- Problem to solve:
Transcribe the records exactly. Pictures do not belong in the transcription.

- Dataset rows:
(begin)

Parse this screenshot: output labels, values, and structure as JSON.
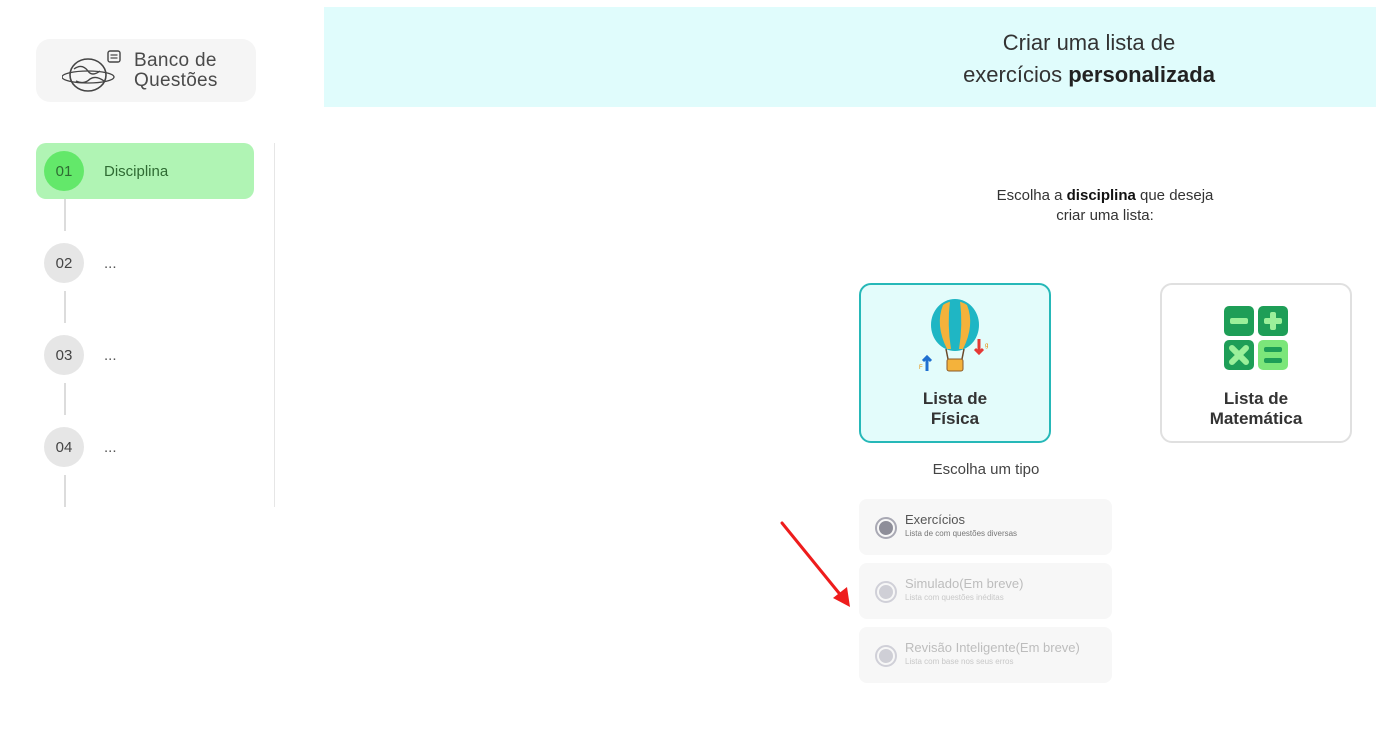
{
  "logo": {
    "line1": "Banco de",
    "line2": "Questões"
  },
  "steps": [
    {
      "num": "01",
      "label": "Disciplina",
      "active": true
    },
    {
      "num": "02",
      "label": "..."
    },
    {
      "num": "03",
      "label": "..."
    },
    {
      "num": "04",
      "label": "..."
    }
  ],
  "banner": {
    "line1": "Criar uma lista de",
    "line2_plain": "exercícios ",
    "line2_bold": "personalizada"
  },
  "prompt": {
    "prefix": "Escolha a ",
    "bold": "disciplina",
    "suffix": " que deseja",
    "line2": "criar uma lista:"
  },
  "cards": [
    {
      "line1": "Lista de",
      "line2": "Física",
      "icon": "hot-air-balloon-icon",
      "selected": true
    },
    {
      "line1": "Lista de",
      "line2": "Matemática",
      "icon": "math-operators-icon",
      "selected": false
    }
  ],
  "type_title": "Escolha um tipo",
  "options": [
    {
      "title": "Exercícios",
      "subtitle": "Lista de com questões diversas",
      "disabled": false
    },
    {
      "title": "Simulado(Em breve)",
      "subtitle": "Lista com questões inéditas",
      "disabled": true
    },
    {
      "title": "Revisão Inteligente(Em breve)",
      "subtitle": "Lista com base nos seus erros",
      "disabled": true
    }
  ],
  "colors": {
    "accent": "#26b8b8",
    "active_step": "#b0f4b4",
    "banner_bg": "#e0fcfc",
    "annotation_arrow": "#ee1c1c"
  }
}
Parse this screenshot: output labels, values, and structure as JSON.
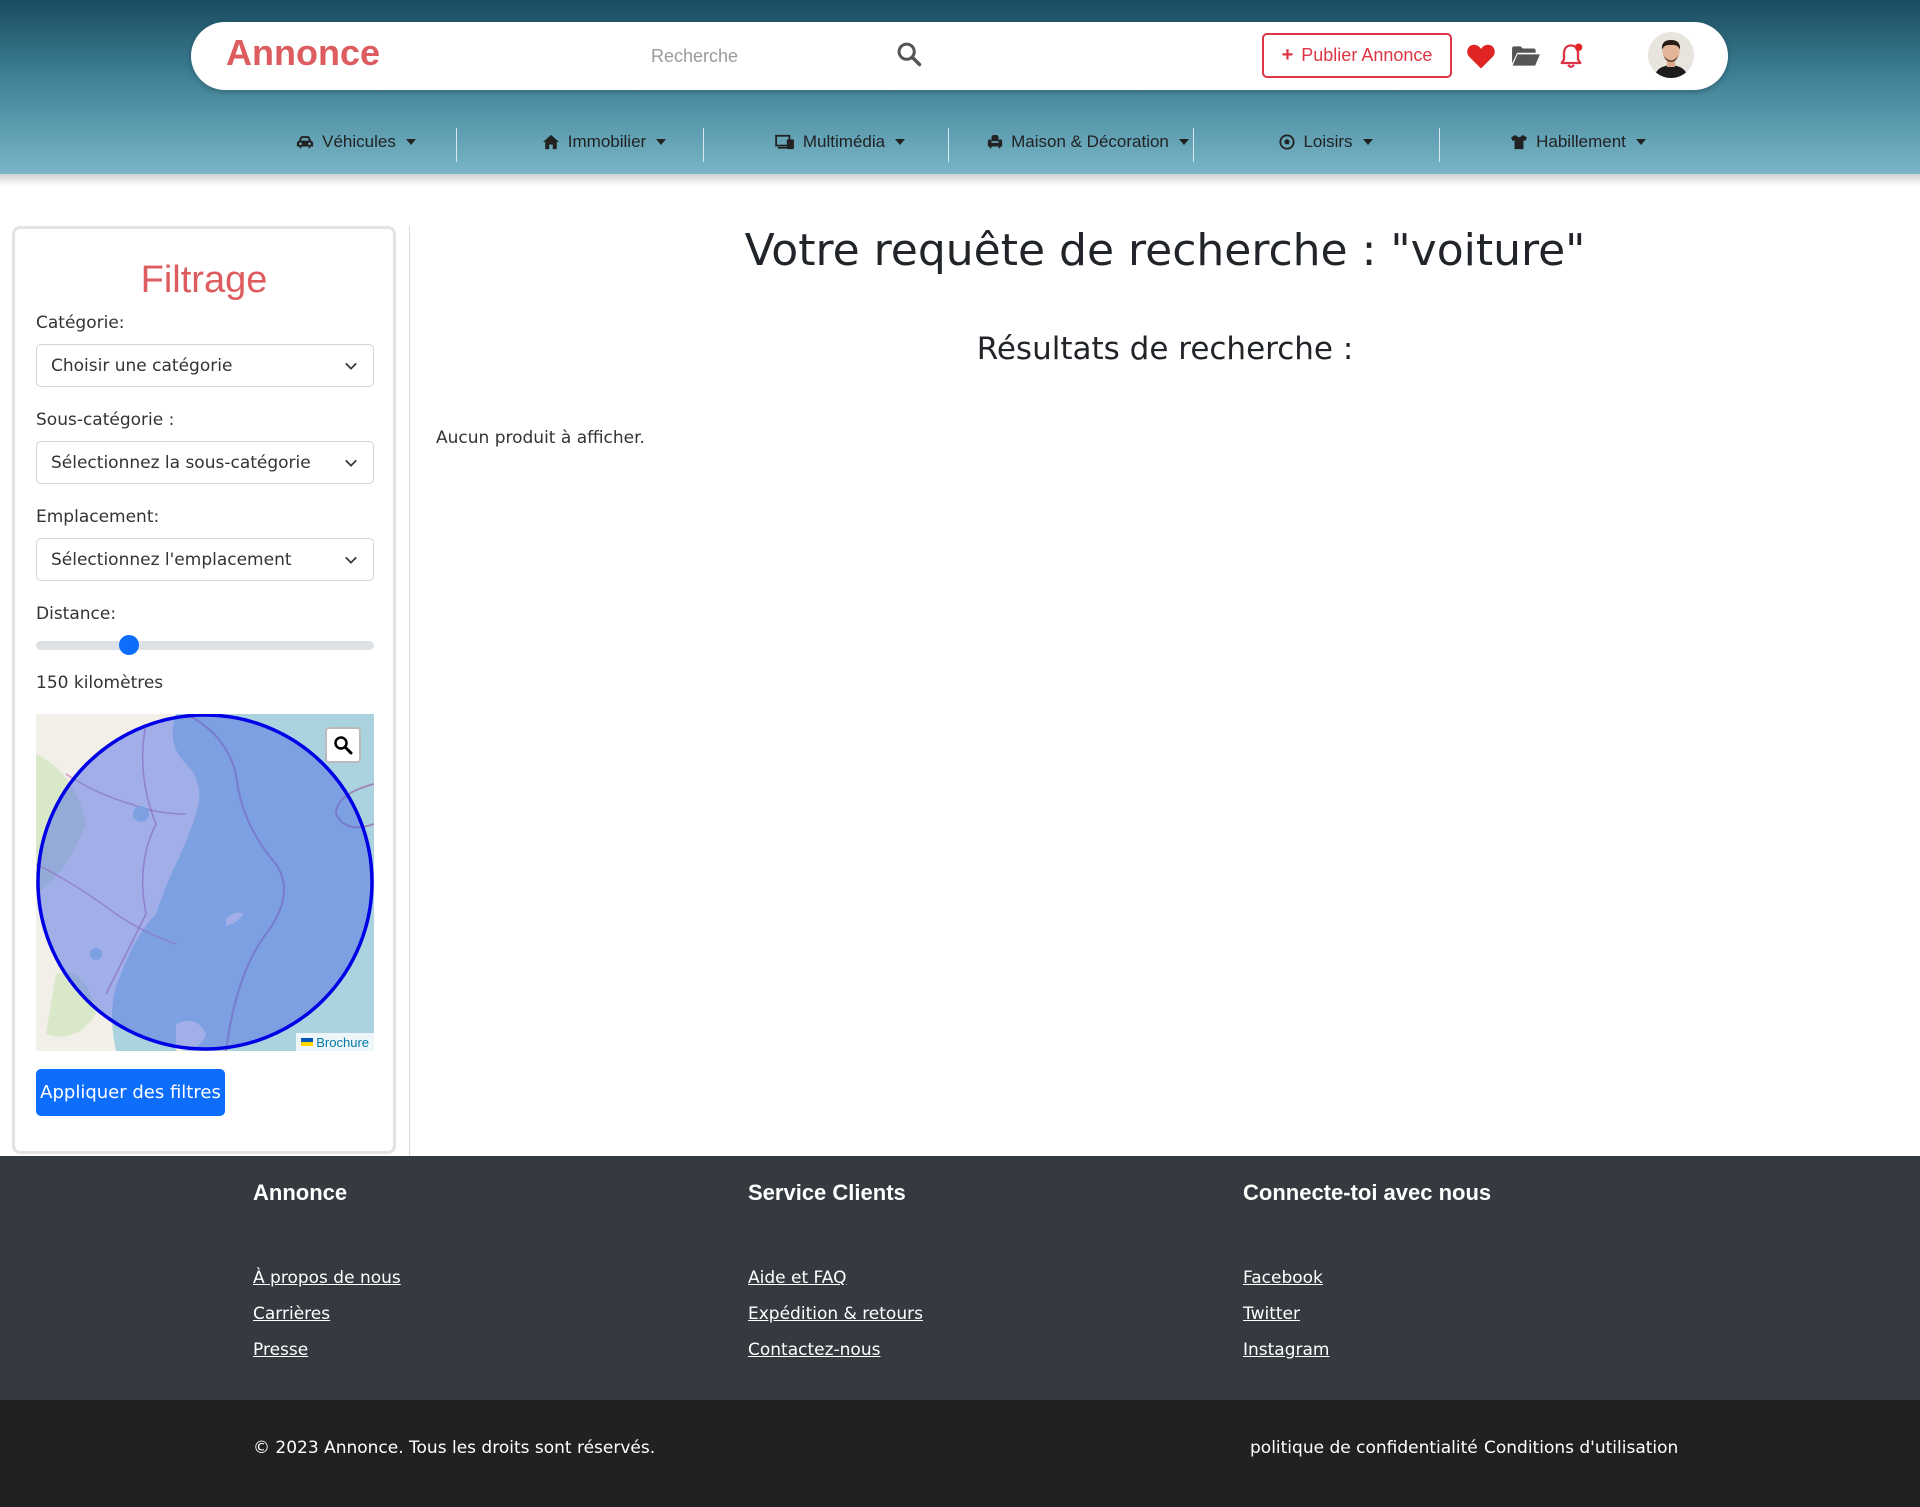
{
  "header": {
    "brand": "Annonce",
    "search_placeholder": "Recherche",
    "publish_label": "Publier Annonce",
    "colors": {
      "brand": "#dc5c60",
      "publish": "#dc3545",
      "heart": "#e02424"
    }
  },
  "categories": [
    {
      "label": "Véhicules",
      "icon": "car-icon"
    },
    {
      "label": "Immobilier",
      "icon": "home-icon"
    },
    {
      "label": "Multimédia",
      "icon": "devices-icon"
    },
    {
      "label": "Maison & Décoration",
      "icon": "couch-icon"
    },
    {
      "label": "Loisirs",
      "icon": "soccer-ball-icon"
    },
    {
      "label": "Habillement",
      "icon": "shirt-icon"
    }
  ],
  "sidebar": {
    "title": "Filtrage",
    "category_label": "Catégorie:",
    "category_value": "Choisir une catégorie",
    "subcategory_label": "Sous-catégorie :",
    "subcategory_value": "Sélectionnez la sous-catégorie",
    "location_label": "Emplacement:",
    "location_value": "Sélectionnez l'emplacement",
    "distance_label": "Distance:",
    "distance_fraction": 0.26,
    "distance_value": "150 kilomètres",
    "map_attribution": "Brochure",
    "apply_label": "Appliquer des filtres"
  },
  "main": {
    "query_title": "Votre requête de recherche : \"voiture\"",
    "results_title": "Résultats de recherche :",
    "empty_message": "Aucun produit à afficher."
  },
  "footer": {
    "columns": [
      {
        "title": "Annonce",
        "links": [
          "À propos de nous",
          "Carrières",
          "Presse"
        ]
      },
      {
        "title": "Service Clients",
        "links": [
          "Aide et FAQ",
          "Expédition & retours",
          "Contactez-nous"
        ]
      },
      {
        "title": "Connecte-toi avec nous",
        "links": [
          "Facebook",
          "Twitter",
          "Instagram"
        ]
      }
    ],
    "copyright": "© 2023 Annonce. Tous les droits sont réservés.",
    "privacy": "politique de confidentialité",
    "terms": "Conditions d'utilisation"
  }
}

(end)

- Response to this exercise:
Parse this screenshot: output labels, values, and structure as JSON.
{
  "logo": {
    "line1": "Banco de",
    "line2": "Questões"
  },
  "steps": [
    {
      "num": "01",
      "label": "Disciplina",
      "active": true
    },
    {
      "num": "02",
      "label": "..."
    },
    {
      "num": "03",
      "label": "..."
    },
    {
      "num": "04",
      "label": "..."
    }
  ],
  "banner": {
    "line1": "Criar uma lista de",
    "line2_plain": "exercícios ",
    "line2_bold": "personalizada"
  },
  "prompt": {
    "prefix": "Escolha a ",
    "bold": "disciplina",
    "suffix": " que deseja",
    "line2": "criar uma lista:"
  },
  "cards": [
    {
      "line1": "Lista de",
      "line2": "Física",
      "icon": "hot-air-balloon-icon",
      "selected": true
    },
    {
      "line1": "Lista de",
      "line2": "Matemática",
      "icon": "math-operators-icon",
      "selected": false
    }
  ],
  "type_title": "Escolha um tipo",
  "options": [
    {
      "title": "Exercícios",
      "subtitle": "Lista de com questões diversas",
      "disabled": false
    },
    {
      "title": "Simulado(Em breve)",
      "subtitle": "Lista com questões inéditas",
      "disabled": true
    },
    {
      "title": "Revisão Inteligente(Em breve)",
      "subtitle": "Lista com base nos seus erros",
      "disabled": true
    }
  ],
  "colors": {
    "accent": "#26b8b8",
    "active_step": "#b0f4b4",
    "banner_bg": "#e0fcfc",
    "annotation_arrow": "#ee1c1c"
  }
}
Parse this screenshot: output labels, values, and structure as JSON.
{
  "header": {
    "brand": "Annonce",
    "search_placeholder": "Recherche",
    "publish_label": "Publier Annonce",
    "colors": {
      "brand": "#dc5c60",
      "publish": "#dc3545",
      "heart": "#e02424"
    }
  },
  "categories": [
    {
      "label": "Véhicules",
      "icon": "car-icon"
    },
    {
      "label": "Immobilier",
      "icon": "home-icon"
    },
    {
      "label": "Multimédia",
      "icon": "devices-icon"
    },
    {
      "label": "Maison & Décoration",
      "icon": "couch-icon"
    },
    {
      "label": "Loisirs",
      "icon": "soccer-ball-icon"
    },
    {
      "label": "Habillement",
      "icon": "shirt-icon"
    }
  ],
  "sidebar": {
    "title": "Filtrage",
    "category_label": "Catégorie:",
    "category_value": "Choisir une catégorie",
    "subcategory_label": "Sous-catégorie :",
    "subcategory_value": "Sélectionnez la sous-catégorie",
    "location_label": "Emplacement:",
    "location_value": "Sélectionnez l'emplacement",
    "distance_label": "Distance:",
    "distance_fraction": 0.26,
    "distance_value": "150 kilomètres",
    "map_attribution": "Brochure",
    "apply_label": "Appliquer des filtres"
  },
  "main": {
    "query_title": "Votre requête de recherche : \"voiture\"",
    "results_title": "Résultats de recherche :",
    "empty_message": "Aucun produit à afficher."
  },
  "footer": {
    "columns": [
      {
        "title": "Annonce",
        "links": [
          "À propos de nous",
          "Carrières",
          "Presse"
        ]
      },
      {
        "title": "Service Clients",
        "links": [
          "Aide et FAQ",
          "Expédition & retours",
          "Contactez-nous"
        ]
      },
      {
        "title": "Connecte-toi avec nous",
        "links": [
          "Facebook",
          "Twitter",
          "Instagram"
        ]
      }
    ],
    "copyright": "© 2023 Annonce. Tous les droits sont réservés.",
    "privacy": "politique de confidentialité",
    "terms": "Conditions d'utilisation"
  }
}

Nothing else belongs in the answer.